▶ _What is being asked_
Write the listing out again, all of it, word for word.

Collection entries:

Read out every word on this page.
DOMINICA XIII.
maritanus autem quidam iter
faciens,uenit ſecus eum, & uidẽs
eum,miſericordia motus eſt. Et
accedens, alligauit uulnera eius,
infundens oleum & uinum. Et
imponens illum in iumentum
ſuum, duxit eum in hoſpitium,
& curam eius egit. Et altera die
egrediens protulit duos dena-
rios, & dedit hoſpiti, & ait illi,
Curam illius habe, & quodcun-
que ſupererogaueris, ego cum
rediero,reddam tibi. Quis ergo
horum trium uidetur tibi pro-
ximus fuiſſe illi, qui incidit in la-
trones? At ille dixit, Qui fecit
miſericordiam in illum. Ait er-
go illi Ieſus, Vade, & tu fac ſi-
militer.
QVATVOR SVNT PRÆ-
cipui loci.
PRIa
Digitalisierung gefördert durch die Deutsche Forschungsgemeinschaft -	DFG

▶ _Solution to this problem_
Read out every word on this page.
DOMINICA XIII.
maritanus autem quidam iter
faciens,uenit ſecus eum, & uidẽs
eum,miſericordia motus eſt. Et
accedens, alligauit uulnera eius,
infundens oleum & uinum. Et
imponens illum in iumentum
ſuum, duxit eum in hoſpitium,
& curam eius egit. Et altera die
egrediens protulit duos dena-
rios, & dedit hoſpiti, & ait illi,
Curam illius habe, & quodcun-
que ſupererogaueris, ego cum
rediero,reddam tibi. Quis ergo
horum trium uidetur tibi pro-
ximus fuiſſe illi, qui incidit in la-
trones? At ille dixit, Qui fecit
miſericordiam in illum. Ait er-
go illi Ieſus, Vade, & tu fac ſi-
militer.
QVATVOR SVNT PRÆ-
cipui loci.
PRIa
Digitalisierung gefördert durch die Deutsche Forschungsgemeinschaft -	DFG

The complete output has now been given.